Set problem.
Every record below should be printed exactly as it appears.

Task material.
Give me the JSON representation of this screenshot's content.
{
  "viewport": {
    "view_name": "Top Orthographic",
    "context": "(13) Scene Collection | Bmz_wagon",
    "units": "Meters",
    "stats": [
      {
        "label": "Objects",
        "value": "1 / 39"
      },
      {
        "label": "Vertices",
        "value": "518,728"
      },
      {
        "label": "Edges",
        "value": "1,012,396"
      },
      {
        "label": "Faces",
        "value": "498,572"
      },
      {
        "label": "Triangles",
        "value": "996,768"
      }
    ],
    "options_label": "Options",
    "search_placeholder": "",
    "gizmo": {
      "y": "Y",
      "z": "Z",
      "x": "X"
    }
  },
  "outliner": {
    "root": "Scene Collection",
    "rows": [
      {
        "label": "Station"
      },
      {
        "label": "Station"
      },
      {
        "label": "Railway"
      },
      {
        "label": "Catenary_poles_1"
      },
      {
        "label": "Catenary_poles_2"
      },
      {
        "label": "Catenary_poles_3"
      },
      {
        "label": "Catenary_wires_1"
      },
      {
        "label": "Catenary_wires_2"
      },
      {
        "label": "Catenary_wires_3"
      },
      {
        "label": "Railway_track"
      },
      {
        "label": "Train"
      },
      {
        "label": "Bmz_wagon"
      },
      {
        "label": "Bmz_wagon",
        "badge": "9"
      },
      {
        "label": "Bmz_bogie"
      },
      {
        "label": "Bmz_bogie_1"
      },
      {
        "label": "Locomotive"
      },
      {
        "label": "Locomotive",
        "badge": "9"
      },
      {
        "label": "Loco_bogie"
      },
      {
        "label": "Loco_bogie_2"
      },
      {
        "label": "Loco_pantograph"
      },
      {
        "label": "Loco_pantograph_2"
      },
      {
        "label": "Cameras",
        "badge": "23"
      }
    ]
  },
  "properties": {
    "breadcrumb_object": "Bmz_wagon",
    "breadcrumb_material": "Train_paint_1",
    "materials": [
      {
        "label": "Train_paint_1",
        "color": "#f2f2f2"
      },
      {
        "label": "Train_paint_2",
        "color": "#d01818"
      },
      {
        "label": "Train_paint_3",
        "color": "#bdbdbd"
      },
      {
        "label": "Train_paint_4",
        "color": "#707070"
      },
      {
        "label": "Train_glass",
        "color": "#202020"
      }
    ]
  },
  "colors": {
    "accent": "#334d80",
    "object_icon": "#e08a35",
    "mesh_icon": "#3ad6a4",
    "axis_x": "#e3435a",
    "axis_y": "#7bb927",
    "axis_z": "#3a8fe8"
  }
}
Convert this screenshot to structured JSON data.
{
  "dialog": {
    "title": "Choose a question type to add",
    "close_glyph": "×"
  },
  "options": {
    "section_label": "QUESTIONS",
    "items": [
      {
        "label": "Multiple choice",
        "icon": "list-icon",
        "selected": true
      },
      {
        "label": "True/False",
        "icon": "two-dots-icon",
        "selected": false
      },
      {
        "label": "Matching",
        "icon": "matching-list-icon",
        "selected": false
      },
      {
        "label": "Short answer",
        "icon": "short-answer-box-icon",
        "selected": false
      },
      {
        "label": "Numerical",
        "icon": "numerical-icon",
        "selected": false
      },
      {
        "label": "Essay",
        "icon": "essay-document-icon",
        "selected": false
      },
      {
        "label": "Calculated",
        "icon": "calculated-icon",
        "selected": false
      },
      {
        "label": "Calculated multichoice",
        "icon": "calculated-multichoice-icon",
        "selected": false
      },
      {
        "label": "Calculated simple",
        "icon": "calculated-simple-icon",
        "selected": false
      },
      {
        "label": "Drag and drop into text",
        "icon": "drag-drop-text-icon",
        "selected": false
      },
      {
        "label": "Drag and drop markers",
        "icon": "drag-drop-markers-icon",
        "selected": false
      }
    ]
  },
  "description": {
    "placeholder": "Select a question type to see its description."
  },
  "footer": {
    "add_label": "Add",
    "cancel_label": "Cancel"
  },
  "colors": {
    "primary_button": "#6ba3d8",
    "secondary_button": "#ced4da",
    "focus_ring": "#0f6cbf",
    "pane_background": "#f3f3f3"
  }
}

Reply to the exercise.
Give me the JSON representation of this screenshot's content.
{
  "viewport": {
    "view_name": "Top Orthographic",
    "context": "(13) Scene Collection | Bmz_wagon",
    "units": "Meters",
    "stats": [
      {
        "label": "Objects",
        "value": "1 / 39"
      },
      {
        "label": "Vertices",
        "value": "518,728"
      },
      {
        "label": "Edges",
        "value": "1,012,396"
      },
      {
        "label": "Faces",
        "value": "498,572"
      },
      {
        "label": "Triangles",
        "value": "996,768"
      }
    ],
    "options_label": "Options",
    "search_placeholder": "",
    "gizmo": {
      "y": "Y",
      "z": "Z",
      "x": "X"
    }
  },
  "outliner": {
    "root": "Scene Collection",
    "rows": [
      {
        "label": "Station"
      },
      {
        "label": "Station"
      },
      {
        "label": "Railway"
      },
      {
        "label": "Catenary_poles_1"
      },
      {
        "label": "Catenary_poles_2"
      },
      {
        "label": "Catenary_poles_3"
      },
      {
        "label": "Catenary_wires_1"
      },
      {
        "label": "Catenary_wires_2"
      },
      {
        "label": "Catenary_wires_3"
      },
      {
        "label": "Railway_track"
      },
      {
        "label": "Train"
      },
      {
        "label": "Bmz_wagon"
      },
      {
        "label": "Bmz_wagon",
        "badge": "9"
      },
      {
        "label": "Bmz_bogie"
      },
      {
        "label": "Bmz_bogie_1"
      },
      {
        "label": "Locomotive"
      },
      {
        "label": "Locomotive",
        "badge": "9"
      },
      {
        "label": "Loco_bogie"
      },
      {
        "label": "Loco_bogie_2"
      },
      {
        "label": "Loco_pantograph"
      },
      {
        "label": "Loco_pantograph_2"
      },
      {
        "label": "Cameras",
        "badge": "23"
      }
    ]
  },
  "properties": {
    "breadcrumb_object": "Bmz_wagon",
    "breadcrumb_material": "Train_paint_1",
    "materials": [
      {
        "label": "Train_paint_1",
        "color": "#f2f2f2"
      },
      {
        "label": "Train_paint_2",
        "color": "#d01818"
      },
      {
        "label": "Train_paint_3",
        "color": "#bdbdbd"
      },
      {
        "label": "Train_paint_4",
        "color": "#707070"
      },
      {
        "label": "Train_glass",
        "color": "#202020"
      }
    ]
  },
  "colors": {
    "accent": "#334d80",
    "object_icon": "#e08a35",
    "mesh_icon": "#3ad6a4",
    "axis_x": "#e3435a",
    "axis_y": "#7bb927",
    "axis_z": "#3a8fe8"
  }
}
Convert this screenshot to structured JSON data.
{
  "dialog": {
    "title": "Choose a question type to add",
    "close_glyph": "×"
  },
  "options": {
    "section_label": "QUESTIONS",
    "items": [
      {
        "label": "Multiple choice",
        "icon": "list-icon",
        "selected": true
      },
      {
        "label": "True/False",
        "icon": "two-dots-icon",
        "selected": false
      },
      {
        "label": "Matching",
        "icon": "matching-list-icon",
        "selected": false
      },
      {
        "label": "Short answer",
        "icon": "short-answer-box-icon",
        "selected": false
      },
      {
        "label": "Numerical",
        "icon": "numerical-icon",
        "selected": false
      },
      {
        "label": "Essay",
        "icon": "essay-document-icon",
        "selected": false
      },
      {
        "label": "Calculated",
        "icon": "calculated-icon",
        "selected": false
      },
      {
        "label": "Calculated multichoice",
        "icon": "calculated-multichoice-icon",
        "selected": false
      },
      {
        "label": "Calculated simple",
        "icon": "calculated-simple-icon",
        "selected": false
      },
      {
        "label": "Drag and drop into text",
        "icon": "drag-drop-text-icon",
        "selected": false
      },
      {
        "label": "Drag and drop markers",
        "icon": "drag-drop-markers-icon",
        "selected": false
      }
    ]
  },
  "description": {
    "placeholder": "Select a question type to see its description."
  },
  "footer": {
    "add_label": "Add",
    "cancel_label": "Cancel"
  },
  "colors": {
    "primary_button": "#6ba3d8",
    "secondary_button": "#ced4da",
    "focus_ring": "#0f6cbf",
    "pane_background": "#f3f3f3"
  }
}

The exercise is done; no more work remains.